**Instruction**
Search the data below for the string "title". Extract every line that contains it.

________

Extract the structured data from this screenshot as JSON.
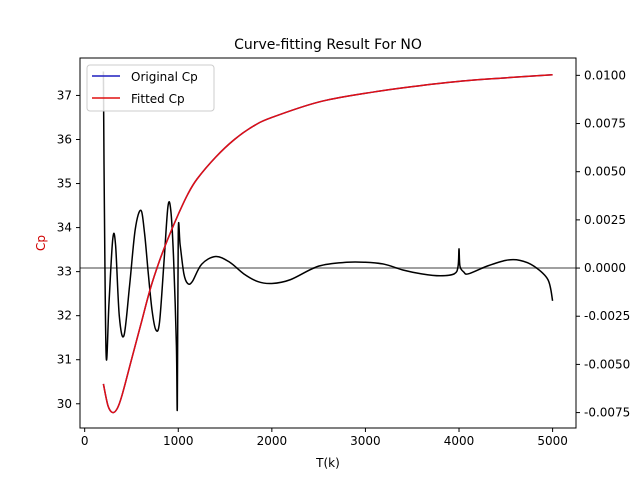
{
  "chart_data": {
    "type": "line",
    "title": "Curve-fitting Result For NO",
    "xlabel": "T(k)",
    "ylabel": "Cp",
    "xlim": [
      -50,
      5250
    ],
    "ylim": [
      29.45,
      37.85
    ],
    "y2lim": [
      -0.0083,
      0.0109
    ],
    "grid": false,
    "legend_position": "upper-left",
    "x_ticks": [
      "0",
      "1000",
      "2000",
      "3000",
      "4000",
      "5000"
    ],
    "y_ticks": [
      "30",
      "31",
      "32",
      "33",
      "34",
      "35",
      "36",
      "37"
    ],
    "y2_ticks": [
      "-0.0075",
      "-0.0050",
      "-0.0025",
      "0.0000",
      "0.0025",
      "0.0050",
      "0.0075",
      "0.0100"
    ],
    "colors": {
      "original": "#1f1fbf",
      "fitted": "#e01010",
      "residual": "#000000",
      "zero_line": "#808080",
      "ylabel": "#d00000"
    },
    "series": [
      {
        "name": "Original Cp",
        "axis": "left",
        "x": [
          200,
          250,
          300,
          350,
          400,
          500,
          600,
          700,
          800,
          900,
          1000,
          1100,
          1200,
          1400,
          1600,
          1800,
          2000,
          2500,
          3000,
          3500,
          4000,
          4500,
          5000
        ],
        "values": [
          30.45,
          29.95,
          29.8,
          29.9,
          30.2,
          31.0,
          31.8,
          32.6,
          33.25,
          33.8,
          34.3,
          34.75,
          35.1,
          35.6,
          36.0,
          36.3,
          36.5,
          36.85,
          37.05,
          37.2,
          37.32,
          37.4,
          37.47
        ]
      },
      {
        "name": "Fitted Cp",
        "axis": "left",
        "x": [
          200,
          250,
          300,
          350,
          400,
          500,
          600,
          700,
          800,
          900,
          1000,
          1100,
          1200,
          1400,
          1600,
          1800,
          2000,
          2500,
          3000,
          3500,
          4000,
          4500,
          5000
        ],
        "values": [
          30.45,
          29.95,
          29.8,
          29.9,
          30.2,
          31.0,
          31.8,
          32.6,
          33.25,
          33.8,
          34.3,
          34.75,
          35.1,
          35.6,
          36.0,
          36.3,
          36.5,
          36.85,
          37.05,
          37.2,
          37.32,
          37.4,
          37.47
        ]
      },
      {
        "axis": "right",
        "x": [
          200,
          210,
          230,
          260,
          300,
          330,
          370,
          420,
          480,
          540,
          600,
          640,
          680,
          720,
          760,
          800,
          850,
          890,
          920,
          950,
          980,
          990,
          1000,
          1020,
          1060,
          1100,
          1150,
          1250,
          1400,
          1550,
          1700,
          1850,
          2000,
          2200,
          2500,
          2800,
          3000,
          3200,
          3400,
          3600,
          3800,
          3950,
          3990,
          4000,
          4010,
          4050,
          4100,
          4300,
          4500,
          4650,
          4800,
          4950,
          5000
        ],
        "values": [
          0.0102,
          0.0035,
          -0.0046,
          -0.0018,
          0.0015,
          0.0012,
          -0.0025,
          -0.0035,
          -0.0009,
          0.002,
          0.003,
          0.0018,
          -0.0003,
          -0.0022,
          -0.0032,
          -0.0028,
          0.0005,
          0.0032,
          0.003,
          0.0005,
          -0.004,
          -0.0072,
          0.0018,
          0.0012,
          -0.0003,
          -0.0008,
          -0.0007,
          0.0002,
          0.0006,
          0.0003,
          -0.0003,
          -0.0007,
          -0.0008,
          -0.0006,
          0.0001,
          0.0003,
          0.0003,
          0.0002,
          -0.0001,
          -0.0003,
          -0.0004,
          -0.0003,
          0.0001,
          0.001,
          0.0001,
          -0.0002,
          -0.0003,
          0.0001,
          0.0004,
          0.0004,
          0.0001,
          -0.0006,
          -0.0017
        ]
      }
    ],
    "reference_line": {
      "axis": "right",
      "value": 0.0
    }
  }
}
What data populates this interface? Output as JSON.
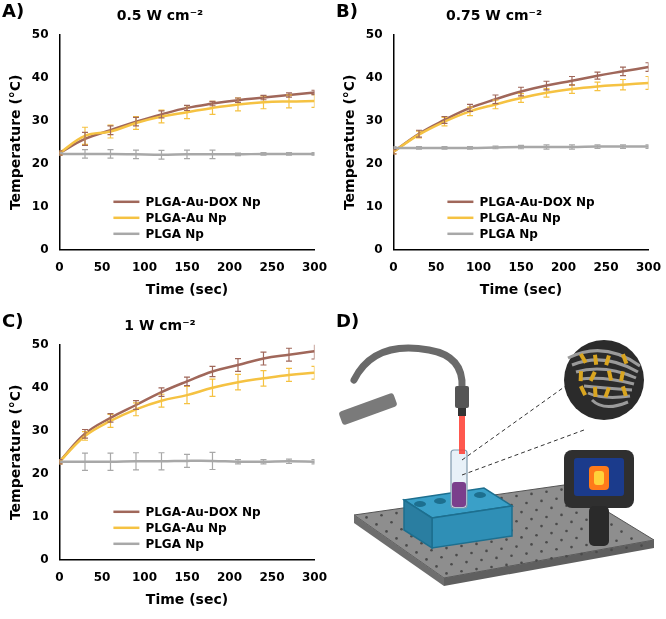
{
  "chart_data": [
    {
      "label": "A)",
      "type": "line",
      "title": "0.5 W cm⁻²",
      "x_label": "Time (sec)",
      "y_label": "Temperature (°C)",
      "x": [
        0,
        30,
        60,
        90,
        120,
        150,
        180,
        210,
        240,
        270,
        300
      ],
      "xlim": [
        0,
        300
      ],
      "xticks": [
        0,
        50,
        100,
        150,
        200,
        250,
        300
      ],
      "ylim": [
        0,
        50
      ],
      "yticks": [
        0,
        10,
        20,
        30,
        40,
        50
      ],
      "grid": false,
      "legend": "lower center",
      "series": [
        {
          "name": "PLGA-Au-DOX Np",
          "color": "#a0675a",
          "values": [
            22.5,
            25.8,
            27.8,
            29.8,
            31.5,
            33.0,
            34.0,
            34.8,
            35.4,
            36.0,
            36.6
          ],
          "errors": [
            0.5,
            1.5,
            1.0,
            1.0,
            0.8,
            0.6,
            0.5,
            0.5,
            0.5,
            0.5,
            0.5
          ]
        },
        {
          "name": "PLGA-Au Np",
          "color": "#f5c242",
          "values": [
            22.5,
            26.5,
            27.5,
            29.5,
            31.0,
            32.0,
            33.0,
            33.8,
            34.3,
            34.5,
            34.6
          ],
          "errors": [
            0.5,
            2.0,
            1.5,
            1.5,
            1.5,
            1.5,
            1.5,
            1.5,
            1.5,
            1.5,
            1.5
          ]
        },
        {
          "name": "PLGA Np",
          "color": "#a8a8a8",
          "values": [
            22.3,
            22.3,
            22.3,
            22.2,
            22.1,
            22.2,
            22.2,
            22.2,
            22.3,
            22.3,
            22.3
          ],
          "errors": [
            0.3,
            1.0,
            1.0,
            1.0,
            1.0,
            1.0,
            1.0,
            0.3,
            0.3,
            0.3,
            0.3
          ]
        }
      ]
    },
    {
      "label": "B)",
      "type": "line",
      "title": "0.75 W cm⁻²",
      "x_label": "Time (sec)",
      "y_label": "Temperature (°C)",
      "x": [
        0,
        30,
        60,
        90,
        120,
        150,
        180,
        210,
        240,
        270,
        300
      ],
      "xlim": [
        0,
        300
      ],
      "xticks": [
        0,
        50,
        100,
        150,
        200,
        250,
        300
      ],
      "ylim": [
        0,
        50
      ],
      "yticks": [
        0,
        10,
        20,
        30,
        40,
        50
      ],
      "grid": false,
      "legend": "lower center",
      "series": [
        {
          "name": "PLGA-Au-DOX Np",
          "color": "#a0675a",
          "values": [
            22.8,
            27.0,
            30.2,
            33.0,
            35.0,
            36.8,
            38.2,
            39.3,
            40.5,
            41.5,
            42.5
          ],
          "errors": [
            0.5,
            0.8,
            0.8,
            0.8,
            1.0,
            1.0,
            1.0,
            1.0,
            0.8,
            1.0,
            1.0
          ]
        },
        {
          "name": "PLGA-Au Np",
          "color": "#f5c242",
          "values": [
            22.8,
            26.8,
            29.8,
            32.2,
            33.8,
            35.3,
            36.5,
            37.4,
            38.0,
            38.4,
            38.8
          ],
          "errors": [
            0.5,
            0.8,
            1.0,
            1.0,
            1.0,
            1.0,
            1.0,
            1.0,
            1.0,
            1.2,
            1.5
          ]
        },
        {
          "name": "PLGA Np",
          "color": "#a8a8a8",
          "values": [
            23.7,
            23.7,
            23.7,
            23.7,
            23.8,
            23.9,
            23.9,
            23.9,
            24.0,
            24.0,
            24.0
          ],
          "errors": [
            0.3,
            0.3,
            0.3,
            0.3,
            0.3,
            0.4,
            0.5,
            0.5,
            0.4,
            0.4,
            0.4
          ]
        }
      ]
    },
    {
      "label": "C)",
      "type": "line",
      "title": "1 W cm⁻²",
      "x_label": "Time (sec)",
      "y_label": "Temperature (°C)",
      "x": [
        0,
        30,
        60,
        90,
        120,
        150,
        180,
        210,
        240,
        270,
        300
      ],
      "xlim": [
        0,
        300
      ],
      "xticks": [
        0,
        50,
        100,
        150,
        200,
        250,
        300
      ],
      "ylim": [
        0,
        50
      ],
      "yticks": [
        0,
        10,
        20,
        30,
        40,
        50
      ],
      "grid": false,
      "legend": "lower center",
      "series": [
        {
          "name": "PLGA-Au-DOX Np",
          "color": "#a0675a",
          "values": [
            22.8,
            29.3,
            33.0,
            36.0,
            39.0,
            41.5,
            43.8,
            45.3,
            46.8,
            47.7,
            48.5
          ],
          "errors": [
            0.5,
            1.0,
            1.0,
            1.0,
            1.0,
            1.0,
            1.2,
            1.5,
            1.5,
            1.5,
            1.8
          ]
        },
        {
          "name": "PLGA-Au Np",
          "color": "#f5c242",
          "values": [
            22.8,
            28.8,
            32.3,
            35.0,
            37.0,
            38.3,
            40.0,
            41.3,
            42.2,
            43.0,
            43.5
          ],
          "errors": [
            0.5,
            1.0,
            1.5,
            1.5,
            1.5,
            2.0,
            2.0,
            1.8,
            1.8,
            1.5,
            1.5
          ]
        },
        {
          "name": "PLGA Np",
          "color": "#a8a8a8",
          "values": [
            22.8,
            22.8,
            22.8,
            22.9,
            22.9,
            23.0,
            23.0,
            22.8,
            22.8,
            22.9,
            22.8
          ],
          "errors": [
            0.5,
            2.0,
            2.0,
            2.0,
            2.0,
            1.5,
            2.0,
            0.5,
            0.5,
            0.5,
            0.5
          ]
        }
      ]
    }
  ],
  "illustration": {
    "label": "D)"
  }
}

________

**Output below**
    "title": "Curve-fitting Result For NO",
      "title": "0.5 W cm⁻²",
      "title": "0.75 W cm⁻²",
      "title": "1 W cm⁻²",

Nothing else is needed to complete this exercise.